# Supplied records start
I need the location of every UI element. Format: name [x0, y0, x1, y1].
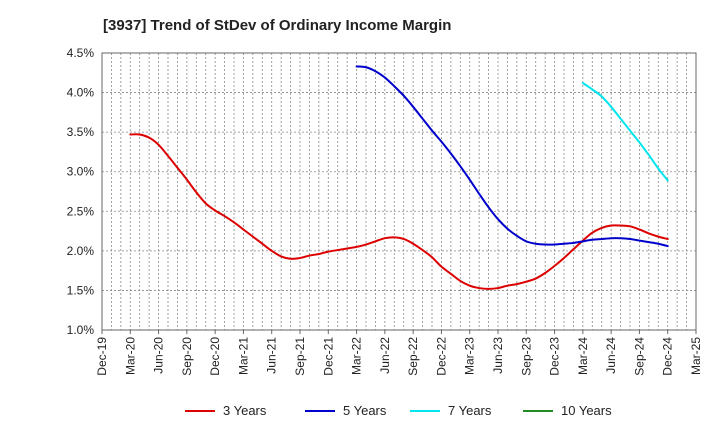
legend-label-10-years: 10 Years — [561, 403, 612, 418]
grid — [102, 53, 696, 330]
x-tick-label: Dec-22 — [434, 337, 448, 376]
x-tick-label: Sep-21 — [293, 337, 307, 376]
x-tick-label: Jun-21 — [265, 337, 279, 374]
series — [129, 65, 669, 290]
x-tick-label: Sep-23 — [519, 337, 533, 376]
x-tick-label: Mar-23 — [463, 337, 477, 375]
y-tick-label: 2.5% — [67, 204, 95, 218]
y-tick-label: 3.0% — [67, 165, 95, 179]
legend-label-5-years: 5 Years — [343, 403, 387, 418]
x-tick-label: Dec-19 — [95, 337, 109, 376]
chart-title: [3937] Trend of StDev of Ordinary Income… — [103, 17, 451, 34]
series-line-5-years — [355, 65, 669, 248]
x-axis-ticks: Dec-19 Mar-20 Jun-20 Sep-20 Dec-20 Mar-21 Jun-… — [95, 330, 703, 376]
y-tick-label: 4.5% — [67, 46, 95, 60]
y-tick-label: 4.0% — [67, 86, 95, 100]
series-line-7-years — [581, 82, 669, 182]
x-tick-label: Sep-22 — [406, 337, 420, 376]
x-tick-label: Mar-20 — [123, 337, 137, 375]
x-tick-label: Mar-22 — [350, 337, 364, 375]
legend: 3 Years 5 Years 7 Years 10 Years — [185, 403, 612, 418]
x-tick-label: Sep-24 — [632, 337, 646, 376]
y-tick-label: 2.0% — [67, 244, 95, 258]
legend-label-7-years: 7 Years — [448, 403, 492, 418]
x-tick-label: Dec-23 — [548, 337, 562, 376]
x-tick-label: Dec-24 — [661, 337, 675, 376]
x-tick-label: Jun-20 — [152, 337, 166, 374]
x-tick-label: Dec-21 — [321, 337, 335, 376]
x-tick-label: Jun-23 — [491, 337, 505, 374]
series-line-3-years — [129, 133, 669, 290]
x-tick-label: Jun-22 — [378, 337, 392, 374]
x-tick-label: Mar-21 — [236, 337, 250, 375]
y-tick-label: 1.5% — [67, 283, 95, 297]
x-tick-label: Dec-20 — [208, 337, 222, 376]
y-axis-ticks: 1.0% 1.5% 2.0% 2.5% 3.0% 3.5% 4.0% 4.5% — [67, 46, 95, 337]
legend-label-3-years: 3 Years — [223, 403, 267, 418]
y-tick-label: 1.0% — [67, 323, 95, 337]
y-tick-label: 3.5% — [67, 125, 95, 139]
x-tick-label: Jun-24 — [604, 337, 618, 374]
x-tick-label: Sep-20 — [180, 337, 194, 376]
x-tick-label: Mar-25 — [689, 337, 703, 375]
plot-frame — [101, 52, 697, 331]
x-tick-label: Mar-24 — [576, 337, 590, 375]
# Supplied records end
Work to be completed: Reproduce the items above with "x-tick-label" swapped for "x-axis-label" wherever it appears, changing nothing else. Leave out the pictures.

Solution to this exercise:
I need the location of every UI element. Format: name [x0, y0, x1, y1].
legend-label-10-years: 10 Years — [561, 403, 612, 418]
grid — [102, 53, 696, 330]
x-axis-label: Dec-22 — [434, 337, 448, 376]
x-axis-label: Sep-21 — [293, 337, 307, 376]
x-axis-label: Jun-21 — [265, 337, 279, 374]
series — [129, 65, 669, 290]
x-axis-label: Sep-23 — [519, 337, 533, 376]
x-axis-label: Mar-23 — [463, 337, 477, 375]
y-tick-label: 2.5% — [67, 204, 95, 218]
y-tick-label: 3.0% — [67, 165, 95, 179]
legend-label-5-years: 5 Years — [343, 403, 387, 418]
x-axis-label: Dec-19 — [95, 337, 109, 376]
chart-title: [3937] Trend of StDev of Ordinary Income… — [103, 17, 451, 34]
series-line-5-years — [355, 65, 669, 248]
x-axis-ticks: Dec-19 Mar-20 Jun-20 Sep-20 Dec-20 Mar-21 Jun-… — [95, 330, 703, 376]
y-tick-label: 4.5% — [67, 46, 95, 60]
y-tick-label: 4.0% — [67, 86, 95, 100]
series-line-7-years — [581, 82, 669, 182]
x-axis-label: Sep-22 — [406, 337, 420, 376]
x-axis-label: Mar-20 — [123, 337, 137, 375]
x-axis-label: Mar-22 — [350, 337, 364, 375]
legend: 3 Years 5 Years 7 Years 10 Years — [185, 403, 612, 418]
x-axis-label: Sep-24 — [632, 337, 646, 376]
y-tick-label: 2.0% — [67, 244, 95, 258]
legend-label-7-years: 7 Years — [448, 403, 492, 418]
x-axis-label: Dec-23 — [548, 337, 562, 376]
x-axis-label: Dec-24 — [661, 337, 675, 376]
x-axis-label: Jun-20 — [152, 337, 166, 374]
x-axis-label: Dec-21 — [321, 337, 335, 376]
x-axis-label: Jun-23 — [491, 337, 505, 374]
series-line-3-years — [129, 133, 669, 290]
x-axis-label: Jun-22 — [378, 337, 392, 374]
x-axis-label: Mar-21 — [236, 337, 250, 375]
y-tick-label: 1.5% — [67, 283, 95, 297]
x-axis-label: Dec-20 — [208, 337, 222, 376]
y-axis-ticks: 1.0% 1.5% 2.0% 2.5% 3.0% 3.5% 4.0% 4.5% — [67, 46, 95, 337]
legend-label-3-years: 3 Years — [223, 403, 267, 418]
y-tick-label: 1.0% — [67, 323, 95, 337]
y-tick-label: 3.5% — [67, 125, 95, 139]
x-axis-label: Jun-24 — [604, 337, 618, 374]
x-axis-label: Sep-20 — [180, 337, 194, 376]
x-axis-label: Mar-25 — [689, 337, 703, 375]
plot-frame — [101, 52, 697, 331]
x-axis-label: Mar-24 — [576, 337, 590, 375]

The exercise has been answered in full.